## [Stored entries]
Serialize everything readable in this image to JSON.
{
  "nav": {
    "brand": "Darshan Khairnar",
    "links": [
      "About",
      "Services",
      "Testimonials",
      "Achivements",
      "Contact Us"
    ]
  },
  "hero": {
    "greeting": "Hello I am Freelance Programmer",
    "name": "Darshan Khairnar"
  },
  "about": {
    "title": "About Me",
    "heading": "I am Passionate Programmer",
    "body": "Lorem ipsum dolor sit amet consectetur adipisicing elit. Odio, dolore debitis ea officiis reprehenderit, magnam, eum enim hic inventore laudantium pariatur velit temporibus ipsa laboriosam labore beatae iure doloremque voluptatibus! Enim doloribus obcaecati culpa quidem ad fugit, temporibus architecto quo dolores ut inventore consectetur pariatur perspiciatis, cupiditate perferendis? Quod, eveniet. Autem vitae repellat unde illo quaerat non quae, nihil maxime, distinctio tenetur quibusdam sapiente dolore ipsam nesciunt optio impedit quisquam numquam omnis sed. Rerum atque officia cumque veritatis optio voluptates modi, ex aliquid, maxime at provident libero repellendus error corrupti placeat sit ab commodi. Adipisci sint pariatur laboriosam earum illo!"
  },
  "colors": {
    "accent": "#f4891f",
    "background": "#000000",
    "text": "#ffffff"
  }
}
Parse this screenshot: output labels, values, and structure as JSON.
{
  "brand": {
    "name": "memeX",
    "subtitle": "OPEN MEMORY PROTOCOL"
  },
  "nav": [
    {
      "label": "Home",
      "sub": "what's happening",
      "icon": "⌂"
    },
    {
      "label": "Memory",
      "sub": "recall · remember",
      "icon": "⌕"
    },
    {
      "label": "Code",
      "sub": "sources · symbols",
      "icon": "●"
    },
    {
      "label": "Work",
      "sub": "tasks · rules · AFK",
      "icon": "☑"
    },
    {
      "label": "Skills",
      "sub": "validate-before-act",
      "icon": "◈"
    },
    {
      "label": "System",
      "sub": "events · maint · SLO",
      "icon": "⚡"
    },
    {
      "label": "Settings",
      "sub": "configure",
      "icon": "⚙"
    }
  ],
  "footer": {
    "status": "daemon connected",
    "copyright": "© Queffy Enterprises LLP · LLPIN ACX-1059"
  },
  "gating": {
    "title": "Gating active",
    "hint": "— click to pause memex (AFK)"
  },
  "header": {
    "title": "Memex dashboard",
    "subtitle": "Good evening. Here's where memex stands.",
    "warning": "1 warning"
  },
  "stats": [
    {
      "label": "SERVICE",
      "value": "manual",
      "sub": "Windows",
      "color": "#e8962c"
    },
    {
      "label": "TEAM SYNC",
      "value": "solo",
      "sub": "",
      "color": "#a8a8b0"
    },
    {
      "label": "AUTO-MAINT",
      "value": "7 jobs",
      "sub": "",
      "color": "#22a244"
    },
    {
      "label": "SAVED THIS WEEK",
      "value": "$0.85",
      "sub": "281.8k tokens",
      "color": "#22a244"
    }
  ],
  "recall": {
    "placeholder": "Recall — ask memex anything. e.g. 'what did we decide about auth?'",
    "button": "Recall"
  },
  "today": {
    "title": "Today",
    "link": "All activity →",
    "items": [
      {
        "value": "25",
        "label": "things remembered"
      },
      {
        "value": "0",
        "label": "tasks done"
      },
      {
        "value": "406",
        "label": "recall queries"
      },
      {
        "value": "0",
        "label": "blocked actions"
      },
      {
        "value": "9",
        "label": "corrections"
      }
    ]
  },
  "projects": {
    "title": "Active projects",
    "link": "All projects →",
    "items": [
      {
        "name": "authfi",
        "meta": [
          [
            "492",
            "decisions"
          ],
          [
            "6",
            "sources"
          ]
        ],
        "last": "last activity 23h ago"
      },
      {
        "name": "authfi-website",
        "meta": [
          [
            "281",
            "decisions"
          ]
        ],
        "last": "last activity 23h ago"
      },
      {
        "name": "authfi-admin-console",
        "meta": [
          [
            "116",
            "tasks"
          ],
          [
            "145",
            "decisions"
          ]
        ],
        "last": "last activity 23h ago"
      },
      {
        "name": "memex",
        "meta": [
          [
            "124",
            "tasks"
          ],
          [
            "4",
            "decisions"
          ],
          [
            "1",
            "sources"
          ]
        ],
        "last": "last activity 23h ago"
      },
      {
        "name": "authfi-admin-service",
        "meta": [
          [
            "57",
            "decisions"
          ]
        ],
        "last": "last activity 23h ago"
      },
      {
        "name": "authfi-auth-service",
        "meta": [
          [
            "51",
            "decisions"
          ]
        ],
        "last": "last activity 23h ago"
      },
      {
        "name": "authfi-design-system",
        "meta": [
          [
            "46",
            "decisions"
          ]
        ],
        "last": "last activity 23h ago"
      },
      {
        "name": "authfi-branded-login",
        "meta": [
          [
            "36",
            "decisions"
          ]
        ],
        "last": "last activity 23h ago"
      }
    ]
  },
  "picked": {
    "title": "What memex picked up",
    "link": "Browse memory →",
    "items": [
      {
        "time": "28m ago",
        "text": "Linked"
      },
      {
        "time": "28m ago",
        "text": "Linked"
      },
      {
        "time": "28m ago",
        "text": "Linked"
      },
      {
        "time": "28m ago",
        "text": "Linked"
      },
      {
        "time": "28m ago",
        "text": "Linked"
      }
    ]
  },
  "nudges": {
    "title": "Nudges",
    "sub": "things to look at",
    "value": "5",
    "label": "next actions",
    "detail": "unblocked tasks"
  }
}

## [WHAT THIS TASK INVOLVES]
From the records above, extract every entry exactly as given.

## [ANSWER]
Serialize everything readable in this image to JSON.
{
  "nav": {
    "brand": "Darshan Khairnar",
    "links": [
      "About",
      "Services",
      "Testimonials",
      "Achivements",
      "Contact Us"
    ]
  },
  "hero": {
    "greeting": "Hello I am Freelance Programmer",
    "name": "Darshan Khairnar"
  },
  "about": {
    "title": "About Me",
    "heading": "I am Passionate Programmer",
    "body": "Lorem ipsum dolor sit amet consectetur adipisicing elit. Odio, dolore debitis ea officiis reprehenderit, magnam, eum enim hic inventore laudantium pariatur velit temporibus ipsa laboriosam labore beatae iure doloremque voluptatibus! Enim doloribus obcaecati culpa quidem ad fugit, temporibus architecto quo dolores ut inventore consectetur pariatur perspiciatis, cupiditate perferendis? Quod, eveniet. Autem vitae repellat unde illo quaerat non quae, nihil maxime, distinctio tenetur quibusdam sapiente dolore ipsam nesciunt optio impedit quisquam numquam omnis sed. Rerum atque officia cumque veritatis optio voluptates modi, ex aliquid, maxime at provident libero repellendus error corrupti placeat sit ab commodi. Adipisci sint pariatur laboriosam earum illo!"
  },
  "colors": {
    "accent": "#f4891f",
    "background": "#000000",
    "text": "#ffffff"
  }
}
Parse this screenshot: output labels, values, and structure as JSON.
{
  "brand": {
    "name": "memeX",
    "subtitle": "OPEN MEMORY PROTOCOL"
  },
  "nav": [
    {
      "label": "Home",
      "sub": "what's happening",
      "icon": "⌂"
    },
    {
      "label": "Memory",
      "sub": "recall · remember",
      "icon": "⌕"
    },
    {
      "label": "Code",
      "sub": "sources · symbols",
      "icon": "●"
    },
    {
      "label": "Work",
      "sub": "tasks · rules · AFK",
      "icon": "☑"
    },
    {
      "label": "Skills",
      "sub": "validate-before-act",
      "icon": "◈"
    },
    {
      "label": "System",
      "sub": "events · maint · SLO",
      "icon": "⚡"
    },
    {
      "label": "Settings",
      "sub": "configure",
      "icon": "⚙"
    }
  ],
  "footer": {
    "status": "daemon connected",
    "copyright": "© Queffy Enterprises LLP · LLPIN ACX-1059"
  },
  "gating": {
    "title": "Gating active",
    "hint": "— click to pause memex (AFK)"
  },
  "header": {
    "title": "Memex dashboard",
    "subtitle": "Good evening. Here's where memex stands.",
    "warning": "1 warning"
  },
  "stats": [
    {
      "label": "SERVICE",
      "value": "manual",
      "sub": "Windows",
      "color": "#e8962c"
    },
    {
      "label": "TEAM SYNC",
      "value": "solo",
      "sub": "",
      "color": "#a8a8b0"
    },
    {
      "label": "AUTO-MAINT",
      "value": "7 jobs",
      "sub": "",
      "color": "#22a244"
    },
    {
      "label": "SAVED THIS WEEK",
      "value": "$0.85",
      "sub": "281.8k tokens",
      "color": "#22a244"
    }
  ],
  "recall": {
    "placeholder": "Recall — ask memex anything. e.g. 'what did we decide about auth?'",
    "button": "Recall"
  },
  "today": {
    "title": "Today",
    "link": "All activity →",
    "items": [
      {
        "value": "25",
        "label": "things remembered"
      },
      {
        "value": "0",
        "label": "tasks done"
      },
      {
        "value": "406",
        "label": "recall queries"
      },
      {
        "value": "0",
        "label": "blocked actions"
      },
      {
        "value": "9",
        "label": "corrections"
      }
    ]
  },
  "projects": {
    "title": "Active projects",
    "link": "All projects →",
    "items": [
      {
        "name": "authfi",
        "meta": [
          [
            "492",
            "decisions"
          ],
          [
            "6",
            "sources"
          ]
        ],
        "last": "last activity 23h ago"
      },
      {
        "name": "authfi-website",
        "meta": [
          [
            "281",
            "decisions"
          ]
        ],
        "last": "last activity 23h ago"
      },
      {
        "name": "authfi-admin-console",
        "meta": [
          [
            "116",
            "tasks"
          ],
          [
            "145",
            "decisions"
          ]
        ],
        "last": "last activity 23h ago"
      },
      {
        "name": "memex",
        "meta": [
          [
            "124",
            "tasks"
          ],
          [
            "4",
            "decisions"
          ],
          [
            "1",
            "sources"
          ]
        ],
        "last": "last activity 23h ago"
      },
      {
        "name": "authfi-admin-service",
        "meta": [
          [
            "57",
            "decisions"
          ]
        ],
        "last": "last activity 23h ago"
      },
      {
        "name": "authfi-auth-service",
        "meta": [
          [
            "51",
            "decisions"
          ]
        ],
        "last": "last activity 23h ago"
      },
      {
        "name": "authfi-design-system",
        "meta": [
          [
            "46",
            "decisions"
          ]
        ],
        "last": "last activity 23h ago"
      },
      {
        "name": "authfi-branded-login",
        "meta": [
          [
            "36",
            "decisions"
          ]
        ],
        "last": "last activity 23h ago"
      }
    ]
  },
  "picked": {
    "title": "What memex picked up",
    "link": "Browse memory →",
    "items": [
      {
        "time": "28m ago",
        "text": "Linked"
      },
      {
        "time": "28m ago",
        "text": "Linked"
      },
      {
        "time": "28m ago",
        "text": "Linked"
      },
      {
        "time": "28m ago",
        "text": "Linked"
      },
      {
        "time": "28m ago",
        "text": "Linked"
      }
    ]
  },
  "nudges": {
    "title": "Nudges",
    "sub": "things to look at",
    "value": "5",
    "label": "next actions",
    "detail": "unblocked tasks"
  }
}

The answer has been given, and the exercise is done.